[Saved data entries]
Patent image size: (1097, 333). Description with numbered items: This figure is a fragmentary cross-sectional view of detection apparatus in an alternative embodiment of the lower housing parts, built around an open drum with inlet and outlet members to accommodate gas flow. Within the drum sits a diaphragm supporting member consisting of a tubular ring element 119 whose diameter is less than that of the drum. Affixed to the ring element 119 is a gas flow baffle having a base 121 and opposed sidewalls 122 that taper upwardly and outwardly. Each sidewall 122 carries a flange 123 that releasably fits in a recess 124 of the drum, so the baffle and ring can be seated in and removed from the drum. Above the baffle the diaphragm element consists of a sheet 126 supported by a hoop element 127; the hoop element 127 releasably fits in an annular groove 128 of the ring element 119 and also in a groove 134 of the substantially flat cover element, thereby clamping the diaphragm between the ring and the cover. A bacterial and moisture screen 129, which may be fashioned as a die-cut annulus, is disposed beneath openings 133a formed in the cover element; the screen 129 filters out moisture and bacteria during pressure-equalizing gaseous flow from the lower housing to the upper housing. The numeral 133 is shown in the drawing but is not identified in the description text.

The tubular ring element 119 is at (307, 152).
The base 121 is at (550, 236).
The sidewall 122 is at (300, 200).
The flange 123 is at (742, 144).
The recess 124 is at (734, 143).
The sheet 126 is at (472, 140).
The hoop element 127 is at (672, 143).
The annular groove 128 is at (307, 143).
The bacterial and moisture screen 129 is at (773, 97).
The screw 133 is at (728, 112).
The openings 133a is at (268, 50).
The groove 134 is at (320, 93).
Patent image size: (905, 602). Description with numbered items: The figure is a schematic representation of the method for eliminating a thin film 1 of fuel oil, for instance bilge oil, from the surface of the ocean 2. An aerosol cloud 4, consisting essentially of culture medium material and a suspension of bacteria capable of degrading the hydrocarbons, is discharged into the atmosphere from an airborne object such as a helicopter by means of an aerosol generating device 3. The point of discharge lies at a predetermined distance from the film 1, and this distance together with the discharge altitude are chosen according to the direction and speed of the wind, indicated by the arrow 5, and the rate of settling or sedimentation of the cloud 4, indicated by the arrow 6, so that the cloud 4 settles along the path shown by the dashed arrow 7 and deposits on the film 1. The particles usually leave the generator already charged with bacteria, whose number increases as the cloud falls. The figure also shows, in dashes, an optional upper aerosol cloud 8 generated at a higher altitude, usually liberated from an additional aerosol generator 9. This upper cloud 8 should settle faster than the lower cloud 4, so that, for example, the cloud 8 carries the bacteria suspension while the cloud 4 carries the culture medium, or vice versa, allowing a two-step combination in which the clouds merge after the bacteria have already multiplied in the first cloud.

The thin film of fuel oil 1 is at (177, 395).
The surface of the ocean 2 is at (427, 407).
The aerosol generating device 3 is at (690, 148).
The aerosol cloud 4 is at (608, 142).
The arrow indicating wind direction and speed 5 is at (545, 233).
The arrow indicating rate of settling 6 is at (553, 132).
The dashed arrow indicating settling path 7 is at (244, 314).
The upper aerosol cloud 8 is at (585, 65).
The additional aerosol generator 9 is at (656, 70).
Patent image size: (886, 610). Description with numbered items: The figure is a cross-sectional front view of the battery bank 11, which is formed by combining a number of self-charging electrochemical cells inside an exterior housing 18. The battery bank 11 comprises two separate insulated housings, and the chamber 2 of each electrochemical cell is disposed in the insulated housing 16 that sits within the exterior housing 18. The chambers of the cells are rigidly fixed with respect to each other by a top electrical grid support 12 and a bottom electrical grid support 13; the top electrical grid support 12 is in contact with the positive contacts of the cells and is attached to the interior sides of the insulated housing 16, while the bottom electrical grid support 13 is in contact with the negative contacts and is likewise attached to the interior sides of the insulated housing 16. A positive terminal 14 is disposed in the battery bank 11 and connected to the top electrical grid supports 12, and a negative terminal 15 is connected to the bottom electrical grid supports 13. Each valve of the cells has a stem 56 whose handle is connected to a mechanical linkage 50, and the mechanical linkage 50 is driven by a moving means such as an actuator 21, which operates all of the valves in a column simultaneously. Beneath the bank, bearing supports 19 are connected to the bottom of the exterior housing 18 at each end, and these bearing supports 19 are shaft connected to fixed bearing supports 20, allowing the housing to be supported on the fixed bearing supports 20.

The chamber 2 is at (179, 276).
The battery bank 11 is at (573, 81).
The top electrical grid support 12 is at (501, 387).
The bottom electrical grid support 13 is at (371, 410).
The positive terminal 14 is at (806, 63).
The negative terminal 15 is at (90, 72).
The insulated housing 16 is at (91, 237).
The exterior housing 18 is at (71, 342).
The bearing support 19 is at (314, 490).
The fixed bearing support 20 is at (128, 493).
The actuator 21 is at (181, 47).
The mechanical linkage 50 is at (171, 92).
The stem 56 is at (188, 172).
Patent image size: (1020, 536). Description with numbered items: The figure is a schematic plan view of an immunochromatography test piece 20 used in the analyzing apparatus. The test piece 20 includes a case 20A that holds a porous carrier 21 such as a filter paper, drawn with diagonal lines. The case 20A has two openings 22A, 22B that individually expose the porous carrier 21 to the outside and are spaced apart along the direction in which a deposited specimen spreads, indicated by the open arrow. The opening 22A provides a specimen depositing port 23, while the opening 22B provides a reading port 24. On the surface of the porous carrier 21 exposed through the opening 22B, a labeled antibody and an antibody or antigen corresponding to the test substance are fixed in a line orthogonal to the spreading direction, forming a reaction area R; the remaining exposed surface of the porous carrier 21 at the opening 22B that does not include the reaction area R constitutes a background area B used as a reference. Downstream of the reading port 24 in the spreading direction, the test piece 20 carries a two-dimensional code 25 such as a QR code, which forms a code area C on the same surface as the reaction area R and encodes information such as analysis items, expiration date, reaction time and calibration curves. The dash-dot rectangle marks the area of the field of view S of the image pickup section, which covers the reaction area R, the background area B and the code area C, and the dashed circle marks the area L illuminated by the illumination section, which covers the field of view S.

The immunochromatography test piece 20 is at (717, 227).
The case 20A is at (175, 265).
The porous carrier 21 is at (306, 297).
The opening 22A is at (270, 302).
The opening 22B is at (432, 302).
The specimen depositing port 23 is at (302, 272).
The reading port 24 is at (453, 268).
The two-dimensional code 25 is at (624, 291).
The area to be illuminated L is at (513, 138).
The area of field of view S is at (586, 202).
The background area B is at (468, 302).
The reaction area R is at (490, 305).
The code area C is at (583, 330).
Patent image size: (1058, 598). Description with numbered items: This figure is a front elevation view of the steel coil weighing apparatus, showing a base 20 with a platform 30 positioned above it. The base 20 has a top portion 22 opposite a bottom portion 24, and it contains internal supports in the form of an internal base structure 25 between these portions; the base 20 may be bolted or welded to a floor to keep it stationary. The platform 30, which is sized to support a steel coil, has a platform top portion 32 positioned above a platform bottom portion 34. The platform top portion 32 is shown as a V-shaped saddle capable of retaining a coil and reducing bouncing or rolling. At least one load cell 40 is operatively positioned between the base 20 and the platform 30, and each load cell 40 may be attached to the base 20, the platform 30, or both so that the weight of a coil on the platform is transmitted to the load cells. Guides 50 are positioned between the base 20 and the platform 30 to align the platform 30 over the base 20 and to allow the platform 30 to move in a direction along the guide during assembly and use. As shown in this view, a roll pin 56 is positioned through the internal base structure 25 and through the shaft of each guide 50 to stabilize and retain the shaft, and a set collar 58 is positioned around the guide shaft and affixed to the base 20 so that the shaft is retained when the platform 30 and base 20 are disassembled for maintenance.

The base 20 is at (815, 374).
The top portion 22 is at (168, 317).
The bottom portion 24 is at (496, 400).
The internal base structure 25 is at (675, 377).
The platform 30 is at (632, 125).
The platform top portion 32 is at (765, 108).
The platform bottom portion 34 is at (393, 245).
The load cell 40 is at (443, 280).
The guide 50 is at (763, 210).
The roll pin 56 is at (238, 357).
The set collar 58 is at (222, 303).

- _What the task requires_
Print the entire set of records again, exactly.

- _Solved problem_
Patent image size: (1097, 333). Description with numbered items: This figure is a fragmentary cross-sectional view of detection apparatus in an alternative embodiment of the lower housing parts, built around an open drum with inlet and outlet members to accommodate gas flow. Within the drum sits a diaphragm supporting member consisting of a tubular ring element 119 whose diameter is less than that of the drum. Affixed to the ring element 119 is a gas flow baffle having a base 121 and opposed sidewalls 122 that taper upwardly and outwardly. Each sidewall 122 carries a flange 123 that releasably fits in a recess 124 of the drum, so the baffle and ring can be seated in and removed from the drum. Above the baffle the diaphragm element consists of a sheet 126 supported by a hoop element 127; the hoop element 127 releasably fits in an annular groove 128 of the ring element 119 and also in a groove 134 of the substantially flat cover element, thereby clamping the diaphragm between the ring and the cover. A bacterial and moisture screen 129, which may be fashioned as a die-cut annulus, is disposed beneath openings 133a formed in the cover element; the screen 129 filters out moisture and bacteria during pressure-equalizing gaseous flow from the lower housing to the upper housing. The numeral 133 is shown in the drawing but is not identified in the description text.

The tubular ring element 119 is at (307, 152).
The base 121 is at (550, 236).
The sidewall 122 is at (300, 200).
The flange 123 is at (742, 144).
The recess 124 is at (734, 143).
The sheet 126 is at (472, 140).
The hoop element 127 is at (672, 143).
The annular groove 128 is at (307, 143).
The bacterial and moisture screen 129 is at (773, 97).
The screw 133 is at (728, 112).
The openings 133a is at (268, 50).
The groove 134 is at (320, 93).
Patent image size: (905, 602). Description with numbered items: The figure is a schematic representation of the method for eliminating a thin film 1 of fuel oil, for instance bilge oil, from the surface of the ocean 2. An aerosol cloud 4, consisting essentially of culture medium material and a suspension of bacteria capable of degrading the hydrocarbons, is discharged into the atmosphere from an airborne object such as a helicopter by means of an aerosol generating device 3. The point of discharge lies at a predetermined distance from the film 1, and this distance together with the discharge altitude are chosen according to the direction and speed of the wind, indicated by the arrow 5, and the rate of settling or sedimentation of the cloud 4, indicated by the arrow 6, so that the cloud 4 settles along the path shown by the dashed arrow 7 and deposits on the film 1. The particles usually leave the generator already charged with bacteria, whose number increases as the cloud falls. The figure also shows, in dashes, an optional upper aerosol cloud 8 generated at a higher altitude, usually liberated from an additional aerosol generator 9. This upper cloud 8 should settle faster than the lower cloud 4, so that, for example, the cloud 8 carries the bacteria suspension while the cloud 4 carries the culture medium, or vice versa, allowing a two-step combination in which the clouds merge after the bacteria have already multiplied in the first cloud.

The thin film of fuel oil 1 is at (177, 395).
The surface of the ocean 2 is at (427, 407).
The aerosol generating device 3 is at (690, 148).
The aerosol cloud 4 is at (608, 142).
The arrow indicating wind direction and speed 5 is at (545, 233).
The arrow indicating rate of settling 6 is at (553, 132).
The dashed arrow indicating settling path 7 is at (244, 314).
The upper aerosol cloud 8 is at (585, 65).
The additional aerosol generator 9 is at (656, 70).
Patent image size: (886, 610). Description with numbered items: The figure is a cross-sectional front view of the battery bank 11, which is formed by combining a number of self-charging electrochemical cells inside an exterior housing 18. The battery bank 11 comprises two separate insulated housings, and the chamber 2 of each electrochemical cell is disposed in the insulated housing 16 that sits within the exterior housing 18. The chambers of the cells are rigidly fixed with respect to each other by a top electrical grid support 12 and a bottom electrical grid support 13; the top electrical grid support 12 is in contact with the positive contacts of the cells and is attached to the interior sides of the insulated housing 16, while the bottom electrical grid support 13 is in contact with the negative contacts and is likewise attached to the interior sides of the insulated housing 16. A positive terminal 14 is disposed in the battery bank 11 and connected to the top electrical grid supports 12, and a negative terminal 15 is connected to the bottom electrical grid supports 13. Each valve of the cells has a stem 56 whose handle is connected to a mechanical linkage 50, and the mechanical linkage 50 is driven by a moving means such as an actuator 21, which operates all of the valves in a column simultaneously. Beneath the bank, bearing supports 19 are connected to the bottom of the exterior housing 18 at each end, and these bearing supports 19 are shaft connected to fixed bearing supports 20, allowing the housing to be supported on the fixed bearing supports 20.

The chamber 2 is at (179, 276).
The battery bank 11 is at (573, 81).
The top electrical grid support 12 is at (501, 387).
The bottom electrical grid support 13 is at (371, 410).
The positive terminal 14 is at (806, 63).
The negative terminal 15 is at (90, 72).
The insulated housing 16 is at (91, 237).
The exterior housing 18 is at (71, 342).
The bearing support 19 is at (314, 490).
The fixed bearing support 20 is at (128, 493).
The actuator 21 is at (181, 47).
The mechanical linkage 50 is at (171, 92).
The stem 56 is at (188, 172).
Patent image size: (1020, 536). Description with numbered items: The figure is a schematic plan view of an immunochromatography test piece 20 used in the analyzing apparatus. The test piece 20 includes a case 20A that holds a porous carrier 21 such as a filter paper, drawn with diagonal lines. The case 20A has two openings 22A, 22B that individually expose the porous carrier 21 to the outside and are spaced apart along the direction in which a deposited specimen spreads, indicated by the open arrow. The opening 22A provides a specimen depositing port 23, while the opening 22B provides a reading port 24. On the surface of the porous carrier 21 exposed through the opening 22B, a labeled antibody and an antibody or antigen corresponding to the test substance are fixed in a line orthogonal to the spreading direction, forming a reaction area R; the remaining exposed surface of the porous carrier 21 at the opening 22B that does not include the reaction area R constitutes a background area B used as a reference. Downstream of the reading port 24 in the spreading direction, the test piece 20 carries a two-dimensional code 25 such as a QR code, which forms a code area C on the same surface as the reaction area R and encodes information such as analysis items, expiration date, reaction time and calibration curves. The dash-dot rectangle marks the area of the field of view S of the image pickup section, which covers the reaction area R, the background area B and the code area C, and the dashed circle marks the area L illuminated by the illumination section, which covers the field of view S.

The immunochromatography test piece 20 is at (717, 227).
The case 20A is at (175, 265).
The porous carrier 21 is at (306, 297).
The opening 22A is at (270, 302).
The opening 22B is at (432, 302).
The specimen depositing port 23 is at (302, 272).
The reading port 24 is at (453, 268).
The two-dimensional code 25 is at (624, 291).
The area to be illuminated L is at (513, 138).
The area of field of view S is at (586, 202).
The background area B is at (468, 302).
The reaction area R is at (490, 305).
The code area C is at (583, 330).
Patent image size: (1058, 598). Description with numbered items: This figure is a front elevation view of the steel coil weighing apparatus, showing a base 20 with a platform 30 positioned above it. The base 20 has a top portion 22 opposite a bottom portion 24, and it contains internal supports in the form of an internal base structure 25 between these portions; the base 20 may be bolted or welded to a floor to keep it stationary. The platform 30, which is sized to support a steel coil, has a platform top portion 32 positioned above a platform bottom portion 34. The platform top portion 32 is shown as a V-shaped saddle capable of retaining a coil and reducing bouncing or rolling. At least one load cell 40 is operatively positioned between the base 20 and the platform 30, and each load cell 40 may be attached to the base 20, the platform 30, or both so that the weight of a coil on the platform is transmitted to the load cells. Guides 50 are positioned between the base 20 and the platform 30 to align the platform 30 over the base 20 and to allow the platform 30 to move in a direction along the guide during assembly and use. As shown in this view, a roll pin 56 is positioned through the internal base structure 25 and through the shaft of each guide 50 to stabilize and retain the shaft, and a set collar 58 is positioned around the guide shaft and affixed to the base 20 so that the shaft is retained when the platform 30 and base 20 are disassembled for maintenance.

The base 20 is at (815, 374).
The top portion 22 is at (168, 317).
The bottom portion 24 is at (496, 400).
The internal base structure 25 is at (675, 377).
The platform 30 is at (632, 125).
The platform top portion 32 is at (765, 108).
The platform bottom portion 34 is at (393, 245).
The load cell 40 is at (443, 280).
The guide 50 is at (763, 210).
The roll pin 56 is at (238, 357).
The set collar 58 is at (222, 303).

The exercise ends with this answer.